- To be done: Write out every entry word for word.

-- start --

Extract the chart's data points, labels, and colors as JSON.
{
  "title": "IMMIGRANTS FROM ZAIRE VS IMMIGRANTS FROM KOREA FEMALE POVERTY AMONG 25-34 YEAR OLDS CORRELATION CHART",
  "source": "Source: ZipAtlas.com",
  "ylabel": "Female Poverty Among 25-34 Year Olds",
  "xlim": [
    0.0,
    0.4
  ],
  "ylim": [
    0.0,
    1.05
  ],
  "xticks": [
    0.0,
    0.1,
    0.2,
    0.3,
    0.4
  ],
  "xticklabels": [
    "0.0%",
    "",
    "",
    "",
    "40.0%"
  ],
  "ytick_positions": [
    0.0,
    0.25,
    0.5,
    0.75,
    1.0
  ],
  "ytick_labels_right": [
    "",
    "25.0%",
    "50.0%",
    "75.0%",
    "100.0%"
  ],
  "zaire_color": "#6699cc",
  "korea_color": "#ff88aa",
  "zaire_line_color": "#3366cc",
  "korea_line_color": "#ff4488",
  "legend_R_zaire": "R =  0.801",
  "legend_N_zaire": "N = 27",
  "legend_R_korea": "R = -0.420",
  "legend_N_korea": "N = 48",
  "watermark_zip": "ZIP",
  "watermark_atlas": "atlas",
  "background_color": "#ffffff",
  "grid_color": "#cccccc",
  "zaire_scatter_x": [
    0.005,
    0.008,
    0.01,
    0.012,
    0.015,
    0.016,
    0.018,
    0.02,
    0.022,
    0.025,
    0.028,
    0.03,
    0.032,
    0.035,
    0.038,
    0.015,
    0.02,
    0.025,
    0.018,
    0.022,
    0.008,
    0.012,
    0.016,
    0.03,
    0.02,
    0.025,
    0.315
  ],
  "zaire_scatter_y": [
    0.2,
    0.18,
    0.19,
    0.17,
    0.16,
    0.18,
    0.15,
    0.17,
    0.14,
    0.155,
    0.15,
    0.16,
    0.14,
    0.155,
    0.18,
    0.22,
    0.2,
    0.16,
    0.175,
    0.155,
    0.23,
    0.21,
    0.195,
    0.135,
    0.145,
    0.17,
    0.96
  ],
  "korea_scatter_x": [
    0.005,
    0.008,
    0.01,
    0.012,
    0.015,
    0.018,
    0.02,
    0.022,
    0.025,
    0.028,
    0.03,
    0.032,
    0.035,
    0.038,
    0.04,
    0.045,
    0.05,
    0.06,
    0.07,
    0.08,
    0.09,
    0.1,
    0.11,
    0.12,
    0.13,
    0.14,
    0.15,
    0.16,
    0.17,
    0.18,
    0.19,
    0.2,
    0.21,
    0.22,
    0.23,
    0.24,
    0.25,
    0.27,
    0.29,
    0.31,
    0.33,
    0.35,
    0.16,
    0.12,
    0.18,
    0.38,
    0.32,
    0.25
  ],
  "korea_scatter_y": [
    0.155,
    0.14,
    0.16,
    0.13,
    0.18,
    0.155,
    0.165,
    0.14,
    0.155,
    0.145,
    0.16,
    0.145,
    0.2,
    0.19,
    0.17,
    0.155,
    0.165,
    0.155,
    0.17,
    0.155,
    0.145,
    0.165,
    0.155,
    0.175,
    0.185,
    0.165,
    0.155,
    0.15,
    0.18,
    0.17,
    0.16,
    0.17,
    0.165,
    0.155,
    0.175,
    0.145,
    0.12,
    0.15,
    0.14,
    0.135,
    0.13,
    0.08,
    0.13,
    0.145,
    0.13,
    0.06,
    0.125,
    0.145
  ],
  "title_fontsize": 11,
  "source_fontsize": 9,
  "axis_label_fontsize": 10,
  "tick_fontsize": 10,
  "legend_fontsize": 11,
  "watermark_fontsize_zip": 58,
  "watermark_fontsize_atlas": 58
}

-- end --

- Correct output:
Extract the chart's data points, labels, and colors as JSON.
{
  "title": "IMMIGRANTS FROM ZAIRE VS IMMIGRANTS FROM KOREA FEMALE POVERTY AMONG 25-34 YEAR OLDS CORRELATION CHART",
  "source": "Source: ZipAtlas.com",
  "ylabel": "Female Poverty Among 25-34 Year Olds",
  "xlim": [
    0.0,
    0.4
  ],
  "ylim": [
    0.0,
    1.05
  ],
  "xticks": [
    0.0,
    0.1,
    0.2,
    0.3,
    0.4
  ],
  "xticklabels": [
    "0.0%",
    "",
    "",
    "",
    "40.0%"
  ],
  "ytick_positions": [
    0.0,
    0.25,
    0.5,
    0.75,
    1.0
  ],
  "ytick_labels_right": [
    "",
    "25.0%",
    "50.0%",
    "75.0%",
    "100.0%"
  ],
  "zaire_color": "#6699cc",
  "korea_color": "#ff88aa",
  "zaire_line_color": "#3366cc",
  "korea_line_color": "#ff4488",
  "legend_R_zaire": "R =  0.801",
  "legend_N_zaire": "N = 27",
  "legend_R_korea": "R = -0.420",
  "legend_N_korea": "N = 48",
  "watermark_zip": "ZIP",
  "watermark_atlas": "atlas",
  "background_color": "#ffffff",
  "grid_color": "#cccccc",
  "zaire_scatter_x": [
    0.005,
    0.008,
    0.01,
    0.012,
    0.015,
    0.016,
    0.018,
    0.02,
    0.022,
    0.025,
    0.028,
    0.03,
    0.032,
    0.035,
    0.038,
    0.015,
    0.02,
    0.025,
    0.018,
    0.022,
    0.008,
    0.012,
    0.016,
    0.03,
    0.02,
    0.025,
    0.315
  ],
  "zaire_scatter_y": [
    0.2,
    0.18,
    0.19,
    0.17,
    0.16,
    0.18,
    0.15,
    0.17,
    0.14,
    0.155,
    0.15,
    0.16,
    0.14,
    0.155,
    0.18,
    0.22,
    0.2,
    0.16,
    0.175,
    0.155,
    0.23,
    0.21,
    0.195,
    0.135,
    0.145,
    0.17,
    0.96
  ],
  "korea_scatter_x": [
    0.005,
    0.008,
    0.01,
    0.012,
    0.015,
    0.018,
    0.02,
    0.022,
    0.025,
    0.028,
    0.03,
    0.032,
    0.035,
    0.038,
    0.04,
    0.045,
    0.05,
    0.06,
    0.07,
    0.08,
    0.09,
    0.1,
    0.11,
    0.12,
    0.13,
    0.14,
    0.15,
    0.16,
    0.17,
    0.18,
    0.19,
    0.2,
    0.21,
    0.22,
    0.23,
    0.24,
    0.25,
    0.27,
    0.29,
    0.31,
    0.33,
    0.35,
    0.16,
    0.12,
    0.18,
    0.38,
    0.32,
    0.25
  ],
  "korea_scatter_y": [
    0.155,
    0.14,
    0.16,
    0.13,
    0.18,
    0.155,
    0.165,
    0.14,
    0.155,
    0.145,
    0.16,
    0.145,
    0.2,
    0.19,
    0.17,
    0.155,
    0.165,
    0.155,
    0.17,
    0.155,
    0.145,
    0.165,
    0.155,
    0.175,
    0.185,
    0.165,
    0.155,
    0.15,
    0.18,
    0.17,
    0.16,
    0.17,
    0.165,
    0.155,
    0.175,
    0.145,
    0.12,
    0.15,
    0.14,
    0.135,
    0.13,
    0.08,
    0.13,
    0.145,
    0.13,
    0.06,
    0.125,
    0.145
  ],
  "title_fontsize": 11,
  "source_fontsize": 9,
  "axis_label_fontsize": 10,
  "tick_fontsize": 10,
  "legend_fontsize": 11,
  "watermark_fontsize_zip": 58,
  "watermark_fontsize_atlas": 58
}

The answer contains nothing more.